DIRECTIVE: Copy out the lines that have "JSON" in them.

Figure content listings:
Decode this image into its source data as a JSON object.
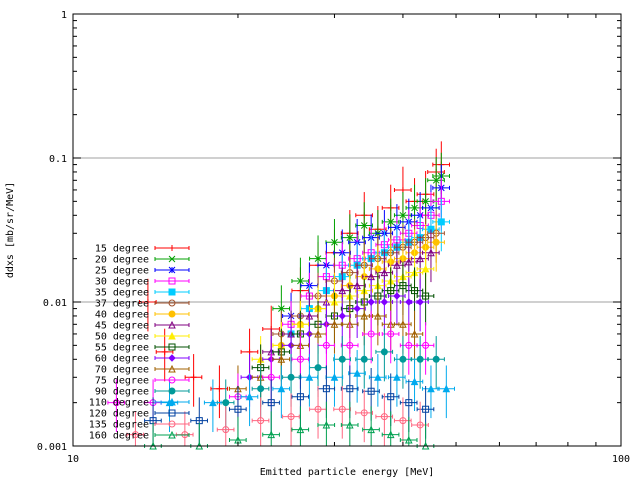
{
  "chart_data": {
    "type": "scatter",
    "title": "",
    "xlabel": "Emitted particle energy [MeV]",
    "ylabel": "ddxs [mb/sr/MeV]",
    "x_scale": "log",
    "y_scale": "log",
    "xlim": [
      10,
      100
    ],
    "ylim": [
      0.001,
      1
    ],
    "x_ticks": [
      10,
      100
    ],
    "x_tick_labels": [
      "10",
      "100"
    ],
    "y_ticks": [
      0.001,
      0.01,
      0.1,
      1
    ],
    "y_tick_labels": [
      "0.001",
      "0.01",
      "0.1",
      "1"
    ],
    "grid": "horizontal at decades",
    "legend_position": "left-middle",
    "error_bars": true,
    "series": [
      {
        "name": "15 degree",
        "color": "#ff0000",
        "marker": "plus",
        "points": [
          [
            13.7,
            0.01
          ],
          [
            14.7,
            0.0045
          ],
          [
            16.6,
            0.003
          ],
          [
            18.5,
            0.0025
          ],
          [
            21,
            0.0045
          ],
          [
            23,
            0.0065
          ],
          [
            26,
            0.012
          ],
          [
            28,
            0.018
          ],
          [
            30,
            0.022
          ],
          [
            32,
            0.03
          ],
          [
            34,
            0.04
          ],
          [
            36,
            0.032
          ],
          [
            38,
            0.045
          ],
          [
            40,
            0.06
          ],
          [
            42,
            0.05
          ],
          [
            44,
            0.056
          ],
          [
            46,
            0.08
          ],
          [
            47,
            0.09
          ]
        ]
      },
      {
        "name": "20 degree",
        "color": "#00a000",
        "marker": "cross",
        "points": [
          [
            24,
            0.009
          ],
          [
            26,
            0.014
          ],
          [
            28,
            0.02
          ],
          [
            30,
            0.026
          ],
          [
            32,
            0.028
          ],
          [
            34,
            0.034
          ],
          [
            36,
            0.03
          ],
          [
            38,
            0.036
          ],
          [
            40,
            0.04
          ],
          [
            42,
            0.045
          ],
          [
            44,
            0.05
          ],
          [
            46,
            0.07
          ],
          [
            47,
            0.075
          ]
        ]
      },
      {
        "name": "25 degree",
        "color": "#0000ff",
        "marker": "asterisk",
        "points": [
          [
            25,
            0.008
          ],
          [
            27,
            0.013
          ],
          [
            29,
            0.018
          ],
          [
            31,
            0.022
          ],
          [
            33,
            0.026
          ],
          [
            35,
            0.028
          ],
          [
            37,
            0.03
          ],
          [
            39,
            0.033
          ],
          [
            41,
            0.036
          ],
          [
            43,
            0.04
          ],
          [
            45,
            0.045
          ],
          [
            47,
            0.062
          ]
        ]
      },
      {
        "name": "30 degree",
        "color": "#ff00ff",
        "marker": "square",
        "points": [
          [
            25,
            0.007
          ],
          [
            27,
            0.011
          ],
          [
            29,
            0.015
          ],
          [
            31,
            0.018
          ],
          [
            33,
            0.02
          ],
          [
            35,
            0.022
          ],
          [
            37,
            0.025
          ],
          [
            39,
            0.027
          ],
          [
            41,
            0.03
          ],
          [
            43,
            0.034
          ],
          [
            45,
            0.04
          ],
          [
            47,
            0.05
          ]
        ]
      },
      {
        "name": "35 degree",
        "color": "#00ccff",
        "marker": "square-filled",
        "points": [
          [
            25,
            0.006
          ],
          [
            27,
            0.009
          ],
          [
            29,
            0.012
          ],
          [
            31,
            0.015
          ],
          [
            33,
            0.018
          ],
          [
            35,
            0.02
          ],
          [
            37,
            0.022
          ],
          [
            39,
            0.024
          ],
          [
            41,
            0.026
          ],
          [
            43,
            0.028
          ],
          [
            45,
            0.032
          ],
          [
            47,
            0.036
          ]
        ]
      },
      {
        "name": "37 degree",
        "color": "#a0522d",
        "marker": "circle",
        "points": [
          [
            24,
            0.006
          ],
          [
            26,
            0.008
          ],
          [
            28,
            0.011
          ],
          [
            30,
            0.014
          ],
          [
            32,
            0.016
          ],
          [
            34,
            0.018
          ],
          [
            36,
            0.02
          ],
          [
            38,
            0.022
          ],
          [
            40,
            0.024
          ],
          [
            42,
            0.026
          ],
          [
            44,
            0.028
          ],
          [
            46,
            0.03
          ]
        ]
      },
      {
        "name": "40 degree",
        "color": "#ffc000",
        "marker": "circle-filled",
        "points": [
          [
            24,
            0.005
          ],
          [
            26,
            0.007
          ],
          [
            28,
            0.009
          ],
          [
            30,
            0.011
          ],
          [
            32,
            0.013
          ],
          [
            34,
            0.015
          ],
          [
            36,
            0.017
          ],
          [
            38,
            0.019
          ],
          [
            40,
            0.02
          ],
          [
            42,
            0.022
          ],
          [
            44,
            0.024
          ],
          [
            46,
            0.026
          ]
        ]
      },
      {
        "name": "45 degree",
        "color": "#800080",
        "marker": "triangle",
        "points": [
          [
            23,
            0.0045
          ],
          [
            25,
            0.006
          ],
          [
            27,
            0.008
          ],
          [
            29,
            0.01
          ],
          [
            31,
            0.012
          ],
          [
            33,
            0.013
          ],
          [
            35,
            0.015
          ],
          [
            37,
            0.016
          ],
          [
            39,
            0.018
          ],
          [
            41,
            0.019
          ],
          [
            43,
            0.02
          ],
          [
            45,
            0.022
          ]
        ]
      },
      {
        "name": "50 degree",
        "color": "#ffee00",
        "marker": "triangle-filled",
        "points": [
          [
            22,
            0.004
          ],
          [
            24,
            0.005
          ],
          [
            26,
            0.007
          ],
          [
            28,
            0.009
          ],
          [
            30,
            0.01
          ],
          [
            32,
            0.011
          ],
          [
            34,
            0.012
          ],
          [
            36,
            0.013
          ],
          [
            38,
            0.014
          ],
          [
            40,
            0.015
          ],
          [
            42,
            0.016
          ],
          [
            44,
            0.017
          ]
        ]
      },
      {
        "name": "55 degree",
        "color": "#005000",
        "marker": "square",
        "points": [
          [
            22,
            0.0035
          ],
          [
            24,
            0.0045
          ],
          [
            26,
            0.006
          ],
          [
            28,
            0.007
          ],
          [
            30,
            0.008
          ],
          [
            32,
            0.009
          ],
          [
            34,
            0.01
          ],
          [
            36,
            0.011
          ],
          [
            38,
            0.012
          ],
          [
            40,
            0.013
          ],
          [
            42,
            0.012
          ],
          [
            44,
            0.011
          ]
        ]
      },
      {
        "name": "60 degree",
        "color": "#8000ff",
        "marker": "diamond-filled",
        "points": [
          [
            21,
            0.003
          ],
          [
            23,
            0.004
          ],
          [
            25,
            0.005
          ],
          [
            27,
            0.006
          ],
          [
            29,
            0.007
          ],
          [
            31,
            0.008
          ],
          [
            33,
            0.009
          ],
          [
            35,
            0.01
          ],
          [
            37,
            0.01
          ],
          [
            39,
            0.011
          ],
          [
            41,
            0.01
          ],
          [
            43,
            0.01
          ]
        ]
      },
      {
        "name": "70 degree",
        "color": "#a06000",
        "marker": "triangle",
        "points": [
          [
            20,
            0.0025
          ],
          [
            22,
            0.003
          ],
          [
            24,
            0.004
          ],
          [
            26,
            0.005
          ],
          [
            28,
            0.006
          ],
          [
            30,
            0.007
          ],
          [
            32,
            0.007
          ],
          [
            34,
            0.008
          ],
          [
            36,
            0.008
          ],
          [
            38,
            0.007
          ],
          [
            40,
            0.007
          ],
          [
            42,
            0.006
          ]
        ]
      },
      {
        "name": "75 degree",
        "color": "#ff00ff",
        "marker": "circle",
        "points": [
          [
            12,
            0.002
          ],
          [
            14,
            0.002
          ],
          [
            20,
            0.0022
          ],
          [
            23,
            0.003
          ],
          [
            26,
            0.004
          ],
          [
            29,
            0.005
          ],
          [
            32,
            0.005
          ],
          [
            35,
            0.006
          ],
          [
            38,
            0.006
          ],
          [
            41,
            0.005
          ],
          [
            44,
            0.005
          ]
        ]
      },
      {
        "name": "90 degree",
        "color": "#009999",
        "marker": "circle-filled",
        "points": [
          [
            19,
            0.002
          ],
          [
            22,
            0.0025
          ],
          [
            25,
            0.003
          ],
          [
            28,
            0.0035
          ],
          [
            31,
            0.004
          ],
          [
            34,
            0.004
          ],
          [
            37,
            0.0045
          ],
          [
            40,
            0.004
          ],
          [
            43,
            0.004
          ],
          [
            46,
            0.004
          ]
        ]
      },
      {
        "name": "110 degree",
        "color": "#00aaee",
        "marker": "triangle-filled",
        "points": [
          [
            15,
            0.002
          ],
          [
            18,
            0.002
          ],
          [
            21,
            0.0022
          ],
          [
            24,
            0.0025
          ],
          [
            27,
            0.003
          ],
          [
            30,
            0.003
          ],
          [
            33,
            0.0032
          ],
          [
            36,
            0.003
          ],
          [
            39,
            0.003
          ],
          [
            42,
            0.0028
          ],
          [
            45,
            0.0025
          ],
          [
            48,
            0.0025
          ]
        ]
      },
      {
        "name": "120 degree",
        "color": "#0040a0",
        "marker": "square",
        "points": [
          [
            14,
            0.0015
          ],
          [
            17,
            0.0015
          ],
          [
            20,
            0.0018
          ],
          [
            23,
            0.002
          ],
          [
            26,
            0.0022
          ],
          [
            29,
            0.0025
          ],
          [
            32,
            0.0025
          ],
          [
            35,
            0.0024
          ],
          [
            38,
            0.0022
          ],
          [
            41,
            0.002
          ],
          [
            44,
            0.0018
          ]
        ]
      },
      {
        "name": "135 degree",
        "color": "#ff6680",
        "marker": "circle",
        "points": [
          [
            13,
            0.0012
          ],
          [
            16,
            0.0012
          ],
          [
            19,
            0.0013
          ],
          [
            22,
            0.0015
          ],
          [
            25,
            0.0016
          ],
          [
            28,
            0.0018
          ],
          [
            31,
            0.0018
          ],
          [
            34,
            0.0017
          ],
          [
            37,
            0.0016
          ],
          [
            40,
            0.0015
          ],
          [
            43,
            0.0014
          ]
        ]
      },
      {
        "name": "160 degree",
        "color": "#00a050",
        "marker": "triangle",
        "points": [
          [
            14,
            0.001
          ],
          [
            17,
            0.001
          ],
          [
            20,
            0.0011
          ],
          [
            23,
            0.0012
          ],
          [
            26,
            0.0013
          ],
          [
            29,
            0.0014
          ],
          [
            32,
            0.0014
          ],
          [
            35,
            0.0013
          ],
          [
            38,
            0.0012
          ],
          [
            41,
            0.0011
          ],
          [
            44,
            0.001
          ]
        ]
      }
    ]
  }
}
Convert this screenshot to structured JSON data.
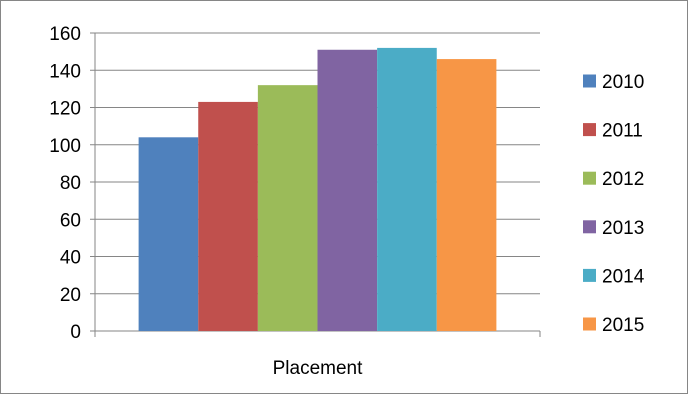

RESULT OF THE TASK:
Decode this image into its source data as a JSON object.
Convert this screenshot to structured JSON data.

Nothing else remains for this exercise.